■ **ENTRIES**
--------------------------------
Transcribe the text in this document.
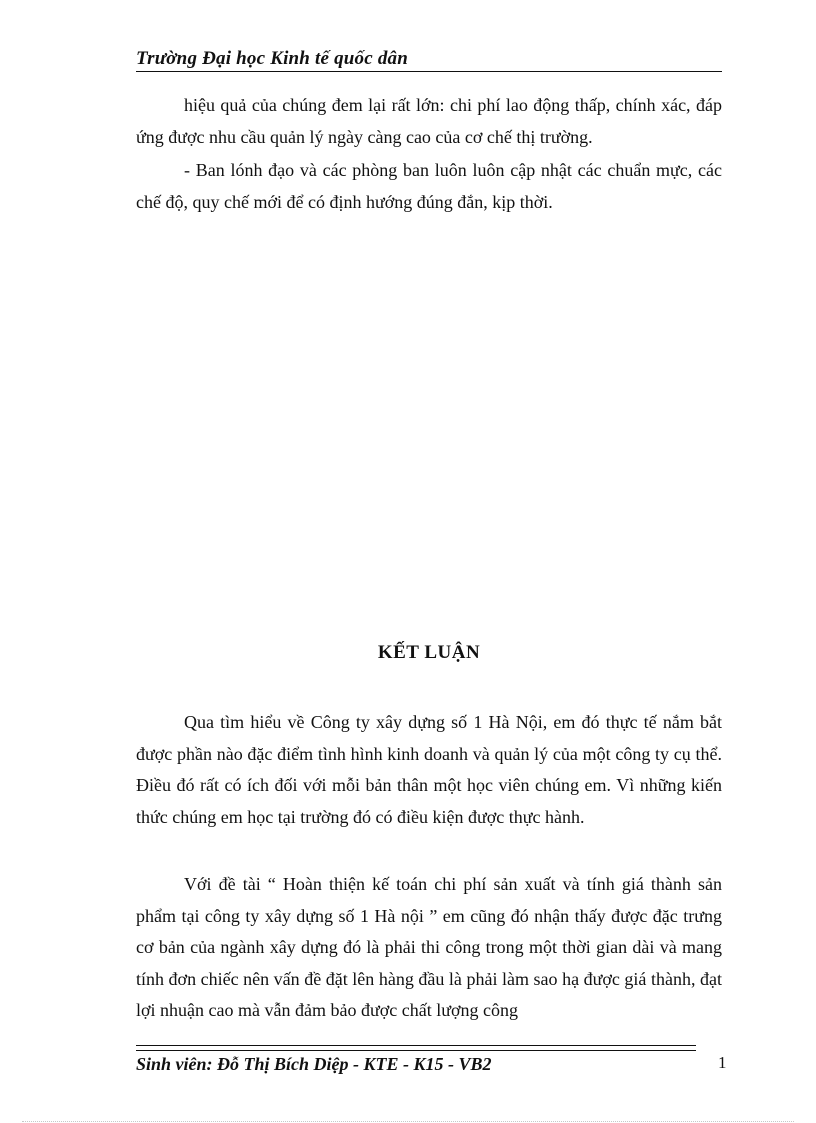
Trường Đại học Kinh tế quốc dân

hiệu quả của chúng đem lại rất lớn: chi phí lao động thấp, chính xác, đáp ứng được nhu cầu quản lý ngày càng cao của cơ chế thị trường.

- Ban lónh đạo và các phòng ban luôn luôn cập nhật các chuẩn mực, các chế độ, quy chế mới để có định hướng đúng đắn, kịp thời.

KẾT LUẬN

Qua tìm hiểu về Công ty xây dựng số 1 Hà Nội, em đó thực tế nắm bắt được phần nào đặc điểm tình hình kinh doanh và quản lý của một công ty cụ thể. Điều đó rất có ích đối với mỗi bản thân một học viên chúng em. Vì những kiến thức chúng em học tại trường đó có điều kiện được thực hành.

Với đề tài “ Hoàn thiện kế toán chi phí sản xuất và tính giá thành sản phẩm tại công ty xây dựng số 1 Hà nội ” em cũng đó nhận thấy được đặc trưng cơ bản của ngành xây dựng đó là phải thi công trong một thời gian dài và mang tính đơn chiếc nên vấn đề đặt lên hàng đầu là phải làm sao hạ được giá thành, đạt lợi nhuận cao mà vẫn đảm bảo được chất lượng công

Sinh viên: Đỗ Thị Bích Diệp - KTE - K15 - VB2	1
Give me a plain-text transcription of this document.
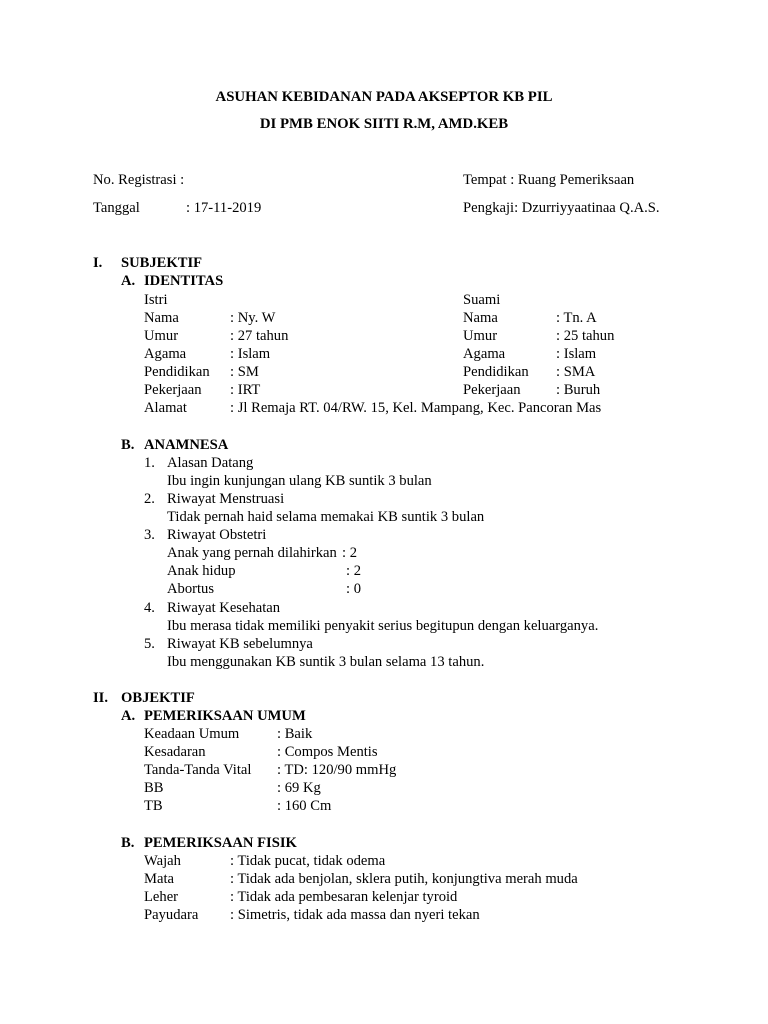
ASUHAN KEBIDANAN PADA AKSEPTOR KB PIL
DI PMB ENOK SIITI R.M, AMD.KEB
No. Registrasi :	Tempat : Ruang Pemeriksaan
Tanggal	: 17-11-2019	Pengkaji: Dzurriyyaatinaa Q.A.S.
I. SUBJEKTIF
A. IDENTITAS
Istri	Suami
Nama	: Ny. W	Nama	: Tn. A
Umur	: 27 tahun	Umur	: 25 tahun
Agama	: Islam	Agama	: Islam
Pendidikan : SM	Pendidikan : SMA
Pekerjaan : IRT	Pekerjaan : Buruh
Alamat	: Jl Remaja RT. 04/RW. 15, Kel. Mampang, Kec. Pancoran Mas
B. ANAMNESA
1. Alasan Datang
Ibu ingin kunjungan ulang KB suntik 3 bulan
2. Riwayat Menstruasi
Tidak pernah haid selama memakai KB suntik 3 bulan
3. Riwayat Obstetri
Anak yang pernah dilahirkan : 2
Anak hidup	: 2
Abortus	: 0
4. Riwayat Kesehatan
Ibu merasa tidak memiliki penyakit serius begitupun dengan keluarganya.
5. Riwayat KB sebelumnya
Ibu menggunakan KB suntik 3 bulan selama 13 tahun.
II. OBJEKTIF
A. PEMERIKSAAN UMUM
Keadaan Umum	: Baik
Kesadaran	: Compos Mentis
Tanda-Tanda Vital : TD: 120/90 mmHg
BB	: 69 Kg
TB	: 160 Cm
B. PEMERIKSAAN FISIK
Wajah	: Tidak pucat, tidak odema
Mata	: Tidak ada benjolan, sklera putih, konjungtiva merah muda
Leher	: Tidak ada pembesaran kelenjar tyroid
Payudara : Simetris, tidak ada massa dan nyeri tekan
--------------------------------
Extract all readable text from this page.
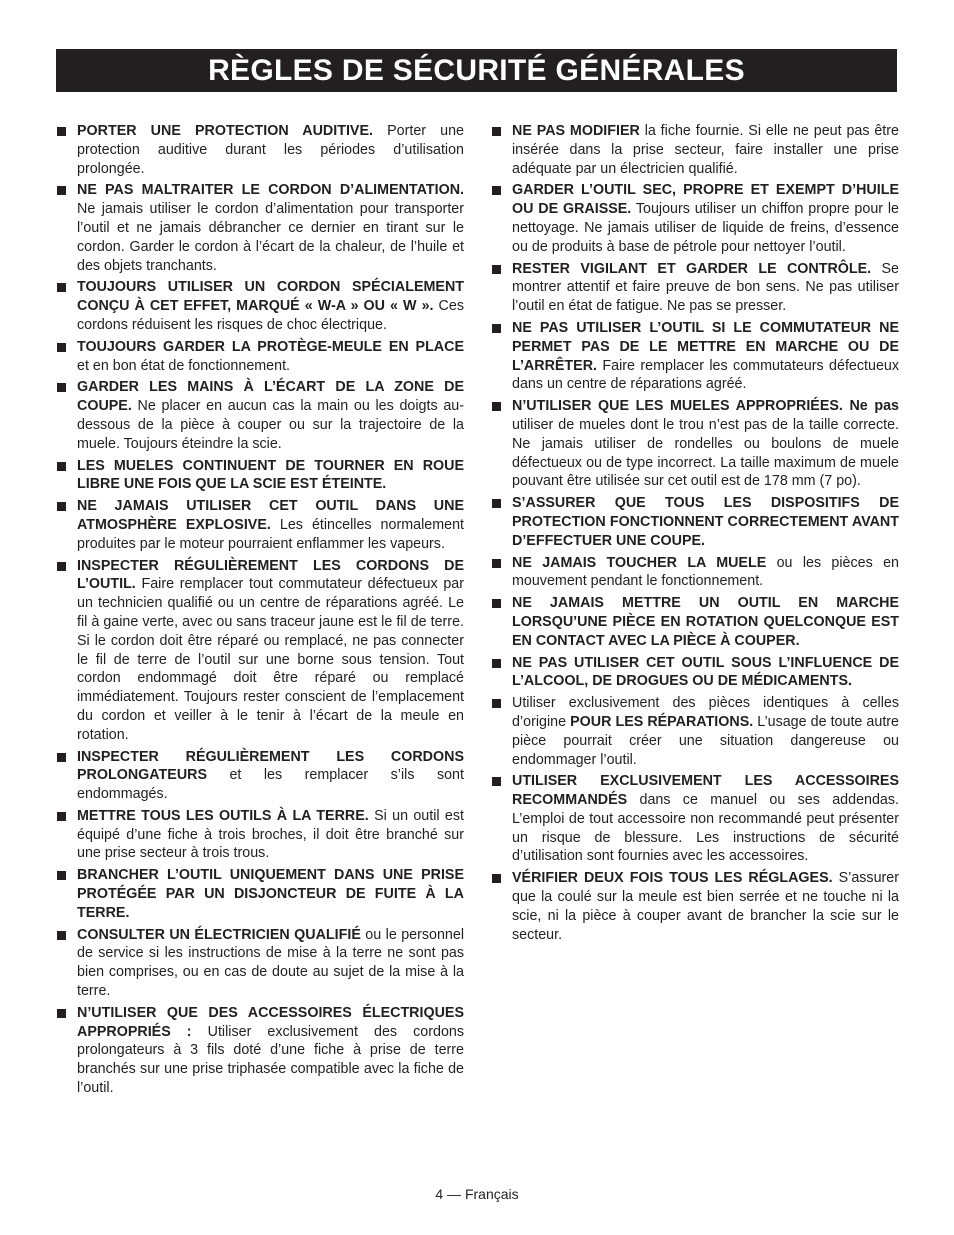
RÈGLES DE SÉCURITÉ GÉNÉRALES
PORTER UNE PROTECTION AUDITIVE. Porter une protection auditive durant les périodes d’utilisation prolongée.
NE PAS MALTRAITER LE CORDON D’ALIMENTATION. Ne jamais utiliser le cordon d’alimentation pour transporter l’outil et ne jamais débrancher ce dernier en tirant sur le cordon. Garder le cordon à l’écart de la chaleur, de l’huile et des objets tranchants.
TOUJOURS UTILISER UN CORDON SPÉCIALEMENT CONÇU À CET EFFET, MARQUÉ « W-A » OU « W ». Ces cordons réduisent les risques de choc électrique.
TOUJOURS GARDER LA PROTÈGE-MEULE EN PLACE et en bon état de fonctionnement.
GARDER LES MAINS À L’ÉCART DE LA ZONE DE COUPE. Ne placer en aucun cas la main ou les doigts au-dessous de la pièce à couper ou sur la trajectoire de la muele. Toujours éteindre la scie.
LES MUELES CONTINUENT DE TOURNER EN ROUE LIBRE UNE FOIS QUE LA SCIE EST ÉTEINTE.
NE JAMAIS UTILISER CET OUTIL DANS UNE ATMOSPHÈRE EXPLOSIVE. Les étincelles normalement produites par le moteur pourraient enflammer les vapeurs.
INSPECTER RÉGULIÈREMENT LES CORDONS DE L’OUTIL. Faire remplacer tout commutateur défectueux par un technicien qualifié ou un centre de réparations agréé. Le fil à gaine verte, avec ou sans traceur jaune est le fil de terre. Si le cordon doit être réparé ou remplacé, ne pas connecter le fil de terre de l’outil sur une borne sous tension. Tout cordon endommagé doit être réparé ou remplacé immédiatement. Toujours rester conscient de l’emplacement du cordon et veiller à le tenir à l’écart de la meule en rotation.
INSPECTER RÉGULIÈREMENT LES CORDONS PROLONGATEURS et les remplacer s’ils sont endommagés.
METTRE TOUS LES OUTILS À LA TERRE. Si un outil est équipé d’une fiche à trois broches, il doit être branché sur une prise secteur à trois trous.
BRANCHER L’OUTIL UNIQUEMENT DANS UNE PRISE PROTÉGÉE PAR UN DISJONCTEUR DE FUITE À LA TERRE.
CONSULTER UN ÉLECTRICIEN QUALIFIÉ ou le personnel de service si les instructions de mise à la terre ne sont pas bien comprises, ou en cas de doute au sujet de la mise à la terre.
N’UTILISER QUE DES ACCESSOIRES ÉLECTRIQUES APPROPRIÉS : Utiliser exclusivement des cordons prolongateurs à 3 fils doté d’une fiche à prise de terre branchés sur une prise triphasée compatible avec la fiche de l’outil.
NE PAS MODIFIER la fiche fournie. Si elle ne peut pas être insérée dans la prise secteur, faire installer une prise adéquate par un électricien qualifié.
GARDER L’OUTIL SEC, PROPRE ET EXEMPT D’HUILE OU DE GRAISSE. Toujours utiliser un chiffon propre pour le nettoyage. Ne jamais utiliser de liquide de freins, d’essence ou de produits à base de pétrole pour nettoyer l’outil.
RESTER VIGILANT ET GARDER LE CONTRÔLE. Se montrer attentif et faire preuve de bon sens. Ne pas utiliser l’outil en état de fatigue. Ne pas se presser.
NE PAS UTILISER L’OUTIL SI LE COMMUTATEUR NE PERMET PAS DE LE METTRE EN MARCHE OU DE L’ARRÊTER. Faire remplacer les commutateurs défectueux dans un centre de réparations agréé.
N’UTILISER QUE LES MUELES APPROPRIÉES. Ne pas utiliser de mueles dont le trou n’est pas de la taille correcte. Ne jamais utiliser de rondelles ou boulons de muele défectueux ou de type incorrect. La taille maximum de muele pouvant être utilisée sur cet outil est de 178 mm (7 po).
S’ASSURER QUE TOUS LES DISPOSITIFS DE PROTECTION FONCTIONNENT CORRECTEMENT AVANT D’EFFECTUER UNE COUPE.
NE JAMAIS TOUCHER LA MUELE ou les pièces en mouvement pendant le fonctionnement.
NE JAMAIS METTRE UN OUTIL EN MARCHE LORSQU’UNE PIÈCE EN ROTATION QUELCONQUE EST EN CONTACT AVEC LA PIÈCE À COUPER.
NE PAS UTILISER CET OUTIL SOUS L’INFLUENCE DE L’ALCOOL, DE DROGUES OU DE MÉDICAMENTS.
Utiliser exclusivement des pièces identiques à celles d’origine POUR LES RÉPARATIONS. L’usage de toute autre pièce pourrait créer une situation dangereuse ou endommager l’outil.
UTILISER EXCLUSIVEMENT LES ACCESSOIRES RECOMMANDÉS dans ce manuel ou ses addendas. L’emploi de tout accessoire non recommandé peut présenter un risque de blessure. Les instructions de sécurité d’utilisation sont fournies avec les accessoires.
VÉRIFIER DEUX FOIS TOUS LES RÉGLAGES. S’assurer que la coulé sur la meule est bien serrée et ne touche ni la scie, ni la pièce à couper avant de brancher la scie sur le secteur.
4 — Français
--------------------------------
Go through the entries above and copy every line containing "tahun".

■ **THE RESULT**
Umur	: 27 tahun	Umur	: 25 tahun
Ibu menggunakan KB suntik 3 bulan selama 13 tahun.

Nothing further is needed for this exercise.